§ Textauszug
....................

Menschliches Glauben: Verfrühte Knospe in provinzieller Enge (S. 95)


Die heutigen gesellschaftlichen Bedingungen lassen immer neue Ballungszentren entstehen, noch aber leben die meisten Menschen der Erdbevölkerung auf dem Lande oder in kleineren überschaubaren Kommunen – in der Provinz. Sie bietet Heimat, mitmenschliche Kontakte, Vertrautheit und Geborgenheit. Nach dem Motto „Glaube, Heimat, Sitte“ spielt sich ein in Traditionen gegossenes Leben ab, das sich mit lokalen Aspekten zufrieden gibt und globales Hinterfragen kaum vermisst, es sogar verdrängt, obgleich weltpolitische Ereignisse zunehmend in das provinzielle Leben eingreifen. In der Regel zeichnet sich der Lokalpatriotismus durch Überbewertung der heimatlichen Szene aus und pflegt gleichzeitig eine devote Haltung gegenüber der wie auch immer gearteten Obrigkeit. Abweichler werden bald als solche erkannt, wieder auf Kurs gebracht oder abgestempelt. Die Provinz sucht keine Weitläufigkeit, sondern pflegt Prüderie und Spießertum in bürgerlicher Doppelmoral.
     Demgegenüber stellen sich die Metropolen offener dar, aber gar nicht selten bedeutet Offenheit lediglich anonyme Freiheit, auch Beziehungslosigkeit. Die Bürger der Mega-Städte sind in beträchtlichem Maße Lokalpatrioten, provinziell und häufig nationalistisch geprägt. Das erweiterte gesellschaftliche und kulturelle Angebot der Städte ermöglicht Horizonterweiterungen gegenüber dem Leben in der Provinz, doch gleicht zumindest in den Staaten mit entwickelter Infrastruktur die oft bessere Lebensqualität auf dem Lande die provinziellen Nachteile aus.

....................

Benenne im Text über Provinz und Stadt „Metropolen“ in „Großstädte“ um und gib dabei die Stelle von „Demgegenüber stellen sich“ bis einschließlich „provinziellen Nachteile aus.“ wieder.

Auszüge aus einer Sammlung von Datensätzen

....................

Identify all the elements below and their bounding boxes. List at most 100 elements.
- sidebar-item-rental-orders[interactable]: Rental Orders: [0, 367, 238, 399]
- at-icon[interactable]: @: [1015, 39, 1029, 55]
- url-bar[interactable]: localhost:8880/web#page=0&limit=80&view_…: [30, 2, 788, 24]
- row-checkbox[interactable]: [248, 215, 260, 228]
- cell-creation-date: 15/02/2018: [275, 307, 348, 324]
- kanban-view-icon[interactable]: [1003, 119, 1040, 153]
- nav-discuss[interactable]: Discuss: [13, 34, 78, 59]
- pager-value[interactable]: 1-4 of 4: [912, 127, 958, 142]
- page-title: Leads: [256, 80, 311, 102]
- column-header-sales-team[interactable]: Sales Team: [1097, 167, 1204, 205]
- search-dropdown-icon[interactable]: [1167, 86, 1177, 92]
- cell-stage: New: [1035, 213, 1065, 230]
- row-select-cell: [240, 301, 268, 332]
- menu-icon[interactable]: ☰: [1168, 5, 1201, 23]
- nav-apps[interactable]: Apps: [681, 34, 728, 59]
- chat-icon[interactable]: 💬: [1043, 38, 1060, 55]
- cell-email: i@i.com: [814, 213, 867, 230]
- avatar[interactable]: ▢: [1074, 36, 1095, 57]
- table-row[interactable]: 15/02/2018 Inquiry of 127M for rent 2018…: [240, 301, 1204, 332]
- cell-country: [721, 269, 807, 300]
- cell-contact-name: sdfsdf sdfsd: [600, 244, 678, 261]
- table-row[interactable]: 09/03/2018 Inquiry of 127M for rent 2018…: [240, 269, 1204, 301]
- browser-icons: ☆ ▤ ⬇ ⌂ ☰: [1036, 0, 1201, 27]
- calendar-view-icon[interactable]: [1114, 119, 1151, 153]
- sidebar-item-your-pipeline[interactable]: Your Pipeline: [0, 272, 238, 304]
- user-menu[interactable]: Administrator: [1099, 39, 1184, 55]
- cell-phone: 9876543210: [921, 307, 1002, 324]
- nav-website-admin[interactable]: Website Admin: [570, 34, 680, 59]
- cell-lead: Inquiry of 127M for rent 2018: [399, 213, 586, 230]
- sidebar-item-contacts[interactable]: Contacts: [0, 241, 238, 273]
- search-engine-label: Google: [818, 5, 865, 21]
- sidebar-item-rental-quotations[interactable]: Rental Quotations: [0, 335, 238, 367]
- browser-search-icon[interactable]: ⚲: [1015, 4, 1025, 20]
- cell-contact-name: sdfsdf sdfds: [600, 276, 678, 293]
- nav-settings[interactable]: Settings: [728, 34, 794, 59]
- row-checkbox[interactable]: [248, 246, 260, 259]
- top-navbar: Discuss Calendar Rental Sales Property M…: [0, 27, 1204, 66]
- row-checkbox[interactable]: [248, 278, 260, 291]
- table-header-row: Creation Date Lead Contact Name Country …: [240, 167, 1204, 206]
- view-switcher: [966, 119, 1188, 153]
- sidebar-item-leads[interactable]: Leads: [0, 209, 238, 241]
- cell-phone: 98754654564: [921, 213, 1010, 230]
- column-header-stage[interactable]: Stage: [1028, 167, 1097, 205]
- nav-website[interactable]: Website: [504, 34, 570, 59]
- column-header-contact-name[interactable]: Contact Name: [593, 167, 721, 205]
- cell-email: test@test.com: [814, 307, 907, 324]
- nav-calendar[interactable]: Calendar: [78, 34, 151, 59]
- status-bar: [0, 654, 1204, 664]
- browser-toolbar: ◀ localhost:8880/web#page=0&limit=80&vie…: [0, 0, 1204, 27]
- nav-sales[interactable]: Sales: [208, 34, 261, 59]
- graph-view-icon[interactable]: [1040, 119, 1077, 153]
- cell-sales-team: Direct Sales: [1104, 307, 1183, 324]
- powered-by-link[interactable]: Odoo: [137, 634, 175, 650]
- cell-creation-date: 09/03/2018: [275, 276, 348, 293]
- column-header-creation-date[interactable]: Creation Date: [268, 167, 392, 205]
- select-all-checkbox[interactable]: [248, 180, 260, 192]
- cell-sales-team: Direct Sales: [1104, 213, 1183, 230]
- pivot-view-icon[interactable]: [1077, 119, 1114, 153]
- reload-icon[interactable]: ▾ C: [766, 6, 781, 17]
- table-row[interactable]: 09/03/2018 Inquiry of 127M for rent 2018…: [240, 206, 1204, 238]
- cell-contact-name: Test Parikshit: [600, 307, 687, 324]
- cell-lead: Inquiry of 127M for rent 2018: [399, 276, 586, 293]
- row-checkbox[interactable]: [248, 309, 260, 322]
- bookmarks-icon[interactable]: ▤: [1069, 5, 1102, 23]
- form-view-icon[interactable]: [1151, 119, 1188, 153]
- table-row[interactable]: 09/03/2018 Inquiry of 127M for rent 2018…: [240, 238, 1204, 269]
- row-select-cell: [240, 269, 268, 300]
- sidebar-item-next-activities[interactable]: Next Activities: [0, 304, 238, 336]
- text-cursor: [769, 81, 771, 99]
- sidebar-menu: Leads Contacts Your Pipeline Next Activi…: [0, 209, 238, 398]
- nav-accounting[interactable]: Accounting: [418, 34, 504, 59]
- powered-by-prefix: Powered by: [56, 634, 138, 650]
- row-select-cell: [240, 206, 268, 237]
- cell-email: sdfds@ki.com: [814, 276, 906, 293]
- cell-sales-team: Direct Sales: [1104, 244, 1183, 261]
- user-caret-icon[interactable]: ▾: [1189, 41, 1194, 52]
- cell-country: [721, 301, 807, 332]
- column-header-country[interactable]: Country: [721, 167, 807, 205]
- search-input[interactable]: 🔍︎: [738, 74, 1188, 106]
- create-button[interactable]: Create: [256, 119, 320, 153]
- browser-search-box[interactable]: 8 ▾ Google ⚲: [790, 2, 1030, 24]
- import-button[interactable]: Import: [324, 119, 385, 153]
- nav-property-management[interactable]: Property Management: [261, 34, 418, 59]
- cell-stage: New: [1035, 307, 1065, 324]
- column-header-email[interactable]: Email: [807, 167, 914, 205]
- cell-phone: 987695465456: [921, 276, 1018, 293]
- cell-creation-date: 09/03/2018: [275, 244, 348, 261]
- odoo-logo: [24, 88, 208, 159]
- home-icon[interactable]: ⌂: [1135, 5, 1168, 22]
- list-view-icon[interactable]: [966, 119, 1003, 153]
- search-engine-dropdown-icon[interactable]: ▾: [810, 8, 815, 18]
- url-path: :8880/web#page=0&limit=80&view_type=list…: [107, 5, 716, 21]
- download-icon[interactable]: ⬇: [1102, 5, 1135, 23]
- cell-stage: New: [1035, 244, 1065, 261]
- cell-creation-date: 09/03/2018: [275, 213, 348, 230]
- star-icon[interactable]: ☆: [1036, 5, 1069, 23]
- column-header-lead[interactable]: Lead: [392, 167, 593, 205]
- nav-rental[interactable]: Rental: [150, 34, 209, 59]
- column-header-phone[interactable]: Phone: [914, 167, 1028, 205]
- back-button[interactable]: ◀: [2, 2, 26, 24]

....................

§ Lösung
Demgegenüber stellen sich die Großstädte offener dar, aber gar nicht selten bedeutet Offenheit lediglich anonyme Freiheit, auch Beziehungslosigkeit. Die Bürger der Mega-Städte sind in beträchtlichem Maße Lokalpatrioten, provinziell und häufig nationalistisch geprägt. Das erweiterte gesellschaftliche und kulturelle Angebot der Städte ermöglicht Horizonterweiterungen gegenüber dem Leben in der Provinz, doch gleicht zumindest in den Staaten mit entwickelter Infrastruktur die oft bessere Lebensqualität auf dem Lande die provinziellen Nachteile aus.